- TEXT TO READ
Florida long knew its jobless assistance website was a train wreck. It blew off warnings

When the Labor Department releases its weekly data on Thursday for first-time claims for unemployment insurance benefits, the actual number for Floridians reported as already out of work and seeking benefits will be artificially lower than reality, potentially far lower, because of an unfolding disaster at a vital Florida agency.

The federal numbers released every Thursday are reported to the Labor Department by the states, and in Florida people simply can’t get through to the Florida Department of Economic Opportunity’s Reemployment Assistance Program office.

“It’s impossible to do on the website. It’s been completely impossible,” said Jesse Harris, 33, a chef let go from a West Kendall restaurant two weeks ago and unable to change a PIN number on the Reemployment Assistance Program website since then.

Without the new PIN number, Harris can’t apply for unemployment benefits. He’s tried at midnight, he’s tried at midday and in the morning. He can’t get through by phone, cannot get on a callback list.

“It has completely locked people out,” Harris said, exasperated. “It almost feels like they don’t want to pay this money to anyone because they know they can’t.”

Dina Fisher has also been trying for a week to successfully change her PIN number to apply for unemployment benefits after being laid off in mid-March by a South Florida retailer. She already has an account with the department because her employer routinely lays off part of its work force for three months over the summer, but unable to log on to reset her PIN, she is trapped like thousands of other Floridians. For the past week she’s been unable to reset the PIN or get someone to answer the toll-free number that she’s directed by the website to call.

- COLLECTED DATA
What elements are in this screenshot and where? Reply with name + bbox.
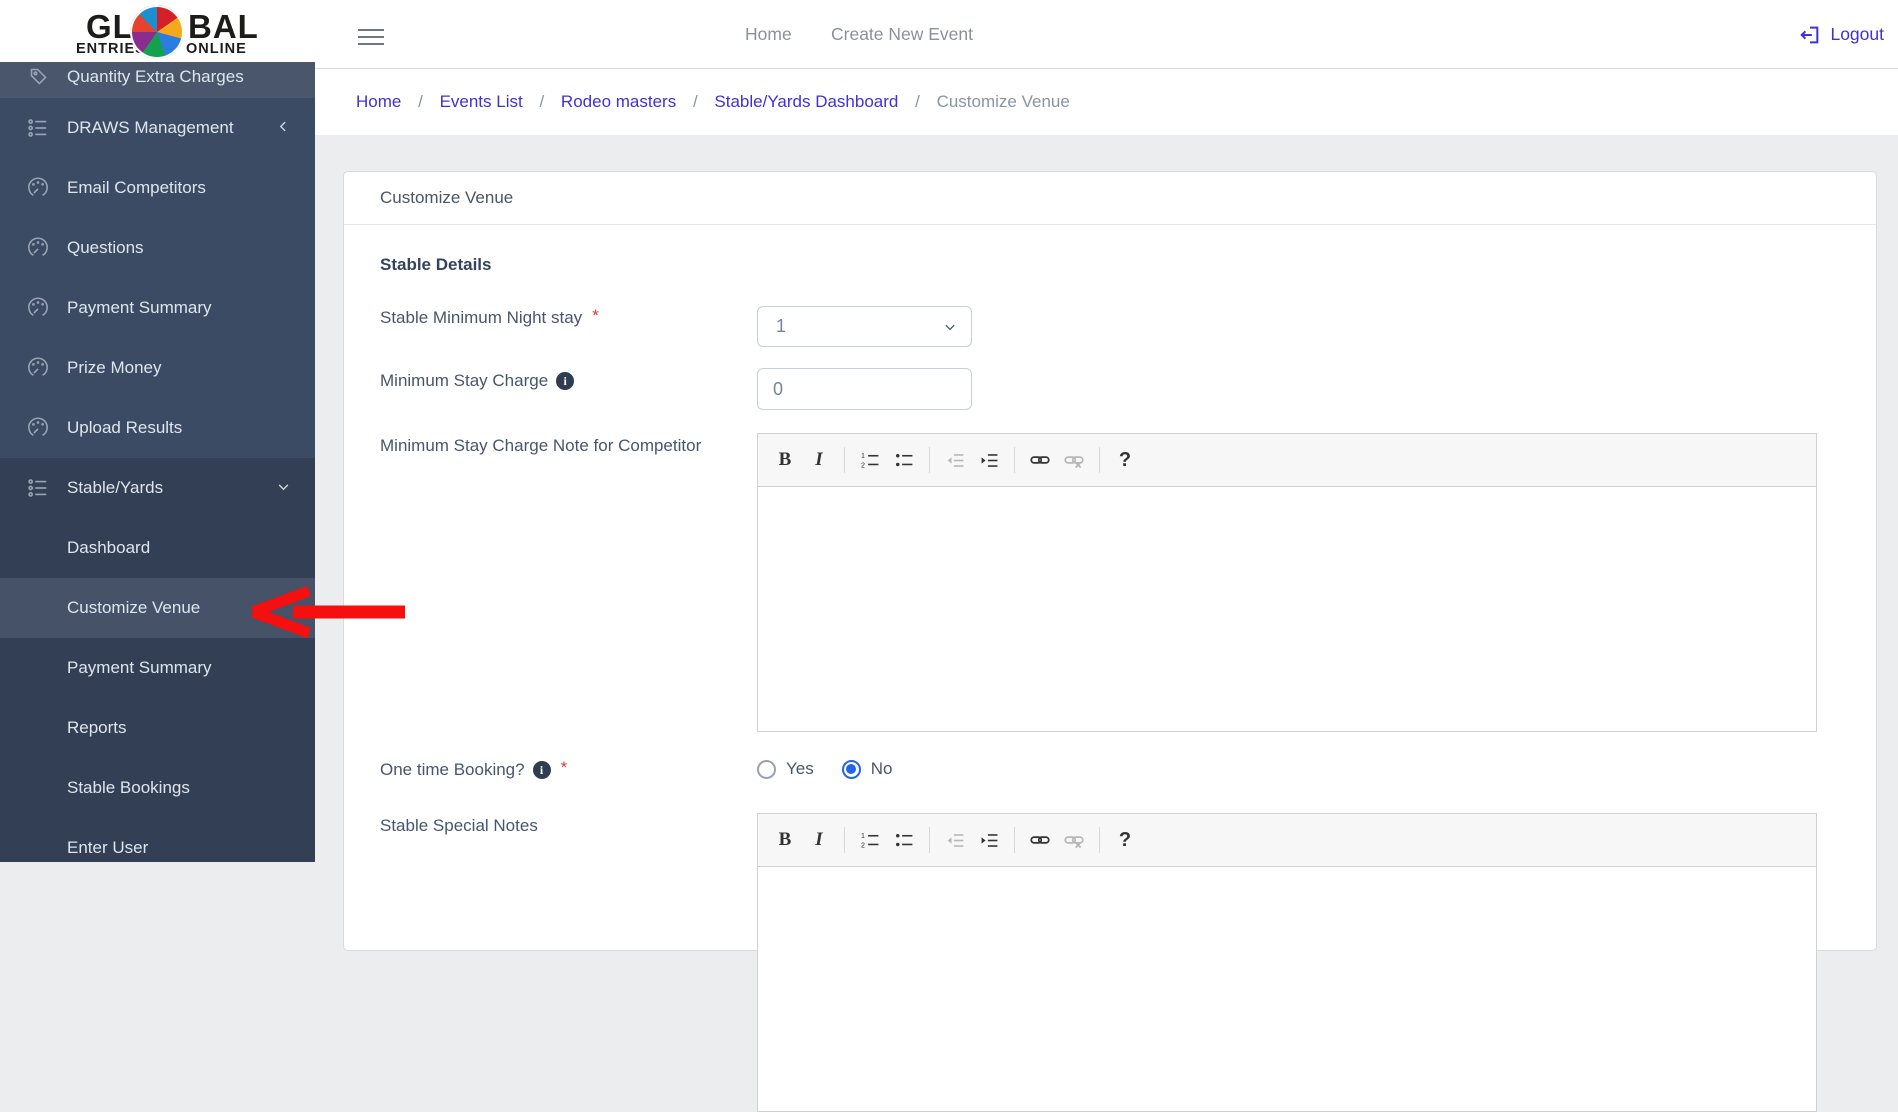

- STATED EXERCISE 1
In the article on Florida's unemployment website, when was Dina Fisher laid off?
- STATED EXERCISE 2
Reproduce verbatim the stretch of the Florida unemployment article from "Florida long knew" through "Assistance Program office.".

- TASK RESPONSE 1
In mid-March

- TASK RESPONSE 2
Florida long knew its jobless assistance website was a train wreck. It blew off warnings

When the Labor Department releases its weekly data on Thursday for first-time claims for unemployment insurance benefits, the actual number for Floridians reported as already out of work and seeking benefits will be artificially lower than reality, potentially far lower, because of an unfolding disaster at a vital Florida agency.

The federal numbers released every Thursday are reported to the Labor Department by the states, and in Florida people simply can’t get through to the Florida Department of Economic Opportunity’s Reemployment Assistance Program office.